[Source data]

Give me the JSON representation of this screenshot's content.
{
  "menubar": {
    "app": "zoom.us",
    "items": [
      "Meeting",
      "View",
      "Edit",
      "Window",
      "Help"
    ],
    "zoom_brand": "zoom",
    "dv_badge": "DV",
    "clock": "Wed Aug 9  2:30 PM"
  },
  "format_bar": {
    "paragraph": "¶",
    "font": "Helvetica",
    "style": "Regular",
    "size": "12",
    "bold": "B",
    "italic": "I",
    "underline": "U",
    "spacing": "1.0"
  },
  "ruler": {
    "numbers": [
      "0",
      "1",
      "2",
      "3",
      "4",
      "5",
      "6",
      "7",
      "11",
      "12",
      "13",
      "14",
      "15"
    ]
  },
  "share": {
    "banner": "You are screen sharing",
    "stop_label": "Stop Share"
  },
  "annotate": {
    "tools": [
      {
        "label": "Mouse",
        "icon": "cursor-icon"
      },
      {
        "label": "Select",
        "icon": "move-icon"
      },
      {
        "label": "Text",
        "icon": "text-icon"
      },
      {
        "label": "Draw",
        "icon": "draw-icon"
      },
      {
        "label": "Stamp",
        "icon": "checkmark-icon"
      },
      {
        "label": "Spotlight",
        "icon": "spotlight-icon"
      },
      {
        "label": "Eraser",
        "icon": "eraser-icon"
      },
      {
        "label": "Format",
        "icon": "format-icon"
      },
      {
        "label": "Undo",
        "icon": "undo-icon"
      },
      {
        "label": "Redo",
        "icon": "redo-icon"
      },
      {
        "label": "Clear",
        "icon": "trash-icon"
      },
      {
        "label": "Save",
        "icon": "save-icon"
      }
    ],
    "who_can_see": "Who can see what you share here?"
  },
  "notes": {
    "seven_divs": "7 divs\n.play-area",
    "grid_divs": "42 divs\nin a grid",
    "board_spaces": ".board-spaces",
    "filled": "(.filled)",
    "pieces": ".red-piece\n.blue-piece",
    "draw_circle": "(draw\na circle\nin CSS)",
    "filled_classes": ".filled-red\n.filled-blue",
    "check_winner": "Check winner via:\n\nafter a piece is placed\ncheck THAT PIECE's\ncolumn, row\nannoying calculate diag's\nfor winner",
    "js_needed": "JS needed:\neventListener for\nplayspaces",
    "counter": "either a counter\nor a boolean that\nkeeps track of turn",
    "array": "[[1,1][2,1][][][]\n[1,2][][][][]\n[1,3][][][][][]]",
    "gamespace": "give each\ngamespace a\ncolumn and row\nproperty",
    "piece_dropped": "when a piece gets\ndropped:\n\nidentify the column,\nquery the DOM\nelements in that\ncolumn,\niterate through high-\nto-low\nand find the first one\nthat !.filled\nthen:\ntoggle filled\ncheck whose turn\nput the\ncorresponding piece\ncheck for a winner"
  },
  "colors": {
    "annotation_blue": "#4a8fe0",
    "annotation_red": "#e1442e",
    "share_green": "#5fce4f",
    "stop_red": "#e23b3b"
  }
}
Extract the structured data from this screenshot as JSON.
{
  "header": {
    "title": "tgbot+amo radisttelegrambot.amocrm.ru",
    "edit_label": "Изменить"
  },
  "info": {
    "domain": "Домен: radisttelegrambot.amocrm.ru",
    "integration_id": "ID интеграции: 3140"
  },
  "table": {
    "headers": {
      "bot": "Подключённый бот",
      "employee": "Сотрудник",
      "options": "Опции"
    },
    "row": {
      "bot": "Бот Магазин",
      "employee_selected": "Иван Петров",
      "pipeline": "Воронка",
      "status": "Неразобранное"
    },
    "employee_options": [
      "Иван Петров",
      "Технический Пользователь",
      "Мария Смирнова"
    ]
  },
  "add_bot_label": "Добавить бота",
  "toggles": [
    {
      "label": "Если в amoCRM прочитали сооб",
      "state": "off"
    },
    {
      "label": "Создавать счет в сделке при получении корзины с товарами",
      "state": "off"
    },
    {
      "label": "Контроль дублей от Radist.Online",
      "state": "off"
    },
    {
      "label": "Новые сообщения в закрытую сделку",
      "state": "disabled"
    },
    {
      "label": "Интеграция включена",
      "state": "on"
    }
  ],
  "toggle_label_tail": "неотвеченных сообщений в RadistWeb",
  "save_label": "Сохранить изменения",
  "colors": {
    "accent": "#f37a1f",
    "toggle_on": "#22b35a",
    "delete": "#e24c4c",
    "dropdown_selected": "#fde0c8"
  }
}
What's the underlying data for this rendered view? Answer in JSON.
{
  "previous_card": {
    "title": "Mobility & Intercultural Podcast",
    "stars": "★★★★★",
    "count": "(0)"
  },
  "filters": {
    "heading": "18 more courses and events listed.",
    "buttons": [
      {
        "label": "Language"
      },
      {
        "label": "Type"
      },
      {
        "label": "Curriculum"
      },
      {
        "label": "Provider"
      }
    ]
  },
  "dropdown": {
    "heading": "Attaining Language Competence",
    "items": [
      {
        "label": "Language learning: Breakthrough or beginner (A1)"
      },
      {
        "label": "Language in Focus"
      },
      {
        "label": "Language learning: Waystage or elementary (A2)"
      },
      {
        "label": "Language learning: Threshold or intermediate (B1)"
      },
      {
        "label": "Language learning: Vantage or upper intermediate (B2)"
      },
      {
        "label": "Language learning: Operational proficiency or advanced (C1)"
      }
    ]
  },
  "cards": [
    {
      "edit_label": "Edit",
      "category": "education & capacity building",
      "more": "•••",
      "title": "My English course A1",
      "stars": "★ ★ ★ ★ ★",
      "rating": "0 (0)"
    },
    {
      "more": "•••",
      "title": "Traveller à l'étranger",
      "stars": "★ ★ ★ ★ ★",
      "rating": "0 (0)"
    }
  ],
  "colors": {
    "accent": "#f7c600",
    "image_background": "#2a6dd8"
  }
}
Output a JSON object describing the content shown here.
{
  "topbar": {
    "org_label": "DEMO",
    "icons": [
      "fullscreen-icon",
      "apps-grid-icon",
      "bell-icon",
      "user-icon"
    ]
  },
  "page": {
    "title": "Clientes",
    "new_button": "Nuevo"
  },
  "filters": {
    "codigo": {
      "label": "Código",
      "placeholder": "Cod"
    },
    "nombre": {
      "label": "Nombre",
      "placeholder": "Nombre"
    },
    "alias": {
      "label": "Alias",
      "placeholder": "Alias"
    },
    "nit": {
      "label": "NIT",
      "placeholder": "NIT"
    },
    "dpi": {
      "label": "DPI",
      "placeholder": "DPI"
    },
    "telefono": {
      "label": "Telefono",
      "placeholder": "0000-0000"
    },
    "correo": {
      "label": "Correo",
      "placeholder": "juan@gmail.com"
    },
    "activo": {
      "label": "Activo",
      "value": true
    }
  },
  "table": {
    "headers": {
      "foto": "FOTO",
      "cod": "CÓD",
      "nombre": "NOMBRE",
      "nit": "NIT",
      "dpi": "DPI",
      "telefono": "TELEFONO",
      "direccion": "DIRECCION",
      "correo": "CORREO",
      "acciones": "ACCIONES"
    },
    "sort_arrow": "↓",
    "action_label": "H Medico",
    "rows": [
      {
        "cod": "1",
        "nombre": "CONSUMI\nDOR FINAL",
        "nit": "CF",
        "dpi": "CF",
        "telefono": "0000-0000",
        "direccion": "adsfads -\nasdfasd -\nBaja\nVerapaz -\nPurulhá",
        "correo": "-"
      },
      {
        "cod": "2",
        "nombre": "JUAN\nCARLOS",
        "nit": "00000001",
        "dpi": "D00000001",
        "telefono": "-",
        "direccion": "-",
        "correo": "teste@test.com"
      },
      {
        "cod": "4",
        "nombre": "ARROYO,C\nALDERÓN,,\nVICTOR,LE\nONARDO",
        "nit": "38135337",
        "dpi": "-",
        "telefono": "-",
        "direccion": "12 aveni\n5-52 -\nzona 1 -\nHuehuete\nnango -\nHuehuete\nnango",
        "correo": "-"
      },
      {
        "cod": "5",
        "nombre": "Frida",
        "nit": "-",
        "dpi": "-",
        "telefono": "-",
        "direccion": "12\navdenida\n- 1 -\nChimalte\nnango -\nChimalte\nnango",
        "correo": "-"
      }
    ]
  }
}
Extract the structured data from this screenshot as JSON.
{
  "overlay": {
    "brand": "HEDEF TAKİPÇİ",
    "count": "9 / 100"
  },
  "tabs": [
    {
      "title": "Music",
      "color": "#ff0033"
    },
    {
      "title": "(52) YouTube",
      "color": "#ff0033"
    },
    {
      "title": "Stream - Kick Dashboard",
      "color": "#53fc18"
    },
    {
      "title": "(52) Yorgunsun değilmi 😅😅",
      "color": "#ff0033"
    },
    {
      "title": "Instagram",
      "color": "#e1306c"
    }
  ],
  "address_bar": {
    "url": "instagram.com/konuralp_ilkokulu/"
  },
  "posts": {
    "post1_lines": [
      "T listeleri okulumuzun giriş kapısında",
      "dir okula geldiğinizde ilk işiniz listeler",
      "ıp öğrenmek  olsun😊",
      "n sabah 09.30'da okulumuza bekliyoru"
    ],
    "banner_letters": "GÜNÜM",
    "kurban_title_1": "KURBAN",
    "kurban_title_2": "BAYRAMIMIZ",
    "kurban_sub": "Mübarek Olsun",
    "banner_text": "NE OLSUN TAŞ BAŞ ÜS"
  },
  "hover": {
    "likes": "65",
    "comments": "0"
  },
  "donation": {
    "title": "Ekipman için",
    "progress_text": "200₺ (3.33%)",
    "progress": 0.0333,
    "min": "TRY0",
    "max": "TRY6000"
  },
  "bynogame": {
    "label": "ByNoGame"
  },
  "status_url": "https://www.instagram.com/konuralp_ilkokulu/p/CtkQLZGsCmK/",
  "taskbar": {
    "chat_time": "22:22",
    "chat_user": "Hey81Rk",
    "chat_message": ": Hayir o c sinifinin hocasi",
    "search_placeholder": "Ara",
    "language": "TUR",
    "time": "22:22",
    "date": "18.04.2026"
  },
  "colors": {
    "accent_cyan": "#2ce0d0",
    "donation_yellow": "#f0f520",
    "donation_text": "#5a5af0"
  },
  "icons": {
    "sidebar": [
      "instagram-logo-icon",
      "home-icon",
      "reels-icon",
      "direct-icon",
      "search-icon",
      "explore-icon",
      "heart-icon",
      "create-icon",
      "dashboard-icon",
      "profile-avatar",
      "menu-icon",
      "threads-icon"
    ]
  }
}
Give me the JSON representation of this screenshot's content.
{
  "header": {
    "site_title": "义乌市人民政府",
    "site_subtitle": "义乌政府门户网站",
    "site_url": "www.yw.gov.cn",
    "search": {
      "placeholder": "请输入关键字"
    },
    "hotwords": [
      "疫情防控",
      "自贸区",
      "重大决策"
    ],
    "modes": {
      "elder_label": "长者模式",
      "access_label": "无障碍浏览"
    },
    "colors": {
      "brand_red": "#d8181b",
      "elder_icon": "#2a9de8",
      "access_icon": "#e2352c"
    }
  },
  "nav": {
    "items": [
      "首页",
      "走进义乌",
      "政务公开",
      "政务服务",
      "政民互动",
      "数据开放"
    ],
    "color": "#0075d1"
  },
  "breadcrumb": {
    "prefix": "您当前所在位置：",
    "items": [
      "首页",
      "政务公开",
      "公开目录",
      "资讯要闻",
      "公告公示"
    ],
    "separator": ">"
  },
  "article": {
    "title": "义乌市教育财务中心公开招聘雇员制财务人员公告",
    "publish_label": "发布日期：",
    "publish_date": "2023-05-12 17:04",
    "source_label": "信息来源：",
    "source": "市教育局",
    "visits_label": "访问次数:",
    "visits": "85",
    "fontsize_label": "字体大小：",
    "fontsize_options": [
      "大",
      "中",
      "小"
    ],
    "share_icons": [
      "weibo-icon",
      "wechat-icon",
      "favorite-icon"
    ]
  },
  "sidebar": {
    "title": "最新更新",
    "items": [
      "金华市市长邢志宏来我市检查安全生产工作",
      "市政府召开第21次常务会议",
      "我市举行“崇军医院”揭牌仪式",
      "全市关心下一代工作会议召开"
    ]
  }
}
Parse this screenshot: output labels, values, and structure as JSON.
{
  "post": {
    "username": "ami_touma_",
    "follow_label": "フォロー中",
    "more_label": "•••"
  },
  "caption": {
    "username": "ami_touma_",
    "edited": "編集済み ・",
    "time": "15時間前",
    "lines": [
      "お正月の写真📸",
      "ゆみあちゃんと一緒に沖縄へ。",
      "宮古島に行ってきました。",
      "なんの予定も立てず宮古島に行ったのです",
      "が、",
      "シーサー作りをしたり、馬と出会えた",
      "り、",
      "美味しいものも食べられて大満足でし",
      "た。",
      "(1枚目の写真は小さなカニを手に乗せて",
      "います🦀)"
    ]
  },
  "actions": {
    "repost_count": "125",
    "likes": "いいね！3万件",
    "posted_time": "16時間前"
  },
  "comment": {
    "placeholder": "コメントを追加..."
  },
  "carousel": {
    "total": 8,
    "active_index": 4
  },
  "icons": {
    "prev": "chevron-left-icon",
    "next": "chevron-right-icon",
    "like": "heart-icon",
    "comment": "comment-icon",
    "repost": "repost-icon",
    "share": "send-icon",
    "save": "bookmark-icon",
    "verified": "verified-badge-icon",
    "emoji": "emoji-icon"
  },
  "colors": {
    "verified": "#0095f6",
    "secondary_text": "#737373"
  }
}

## GOAL
Would you quote, exactly and only, the lines from the one containing "Parse this screenshot: output" to the end of the entries?

## THE COMPLETED TASK
Parse this screenshot: output labels, values, and structure as JSON.
{
  "post": {
    "username": "ami_touma_",
    "follow_label": "フォロー中",
    "more_label": "•••"
  },
  "caption": {
    "username": "ami_touma_",
    "edited": "編集済み ・",
    "time": "15時間前",
    "lines": [
      "お正月の写真📸",
      "ゆみあちゃんと一緒に沖縄へ。",
      "宮古島に行ってきました。",
      "なんの予定も立てず宮古島に行ったのです",
      "が、",
      "シーサー作りをしたり、馬と出会えた",
      "り、",
      "美味しいものも食べられて大満足でし",
      "た。",
      "(1枚目の写真は小さなカニを手に乗せて",
      "います🦀)"
    ]
  },
  "actions": {
    "repost_count": "125",
    "likes": "いいね！3万件",
    "posted_time": "16時間前"
  },
  "comment": {
    "placeholder": "コメントを追加..."
  },
  "carousel": {
    "total": 8,
    "active_index": 4
  },
  "icons": {
    "prev": "chevron-left-icon",
    "next": "chevron-right-icon",
    "like": "heart-icon",
    "comment": "comment-icon",
    "repost": "repost-icon",
    "share": "send-icon",
    "save": "bookmark-icon",
    "verified": "verified-badge-icon",
    "emoji": "emoji-icon"
  },
  "colors": {
    "verified": "#0095f6",
    "secondary_text": "#737373"
  }
}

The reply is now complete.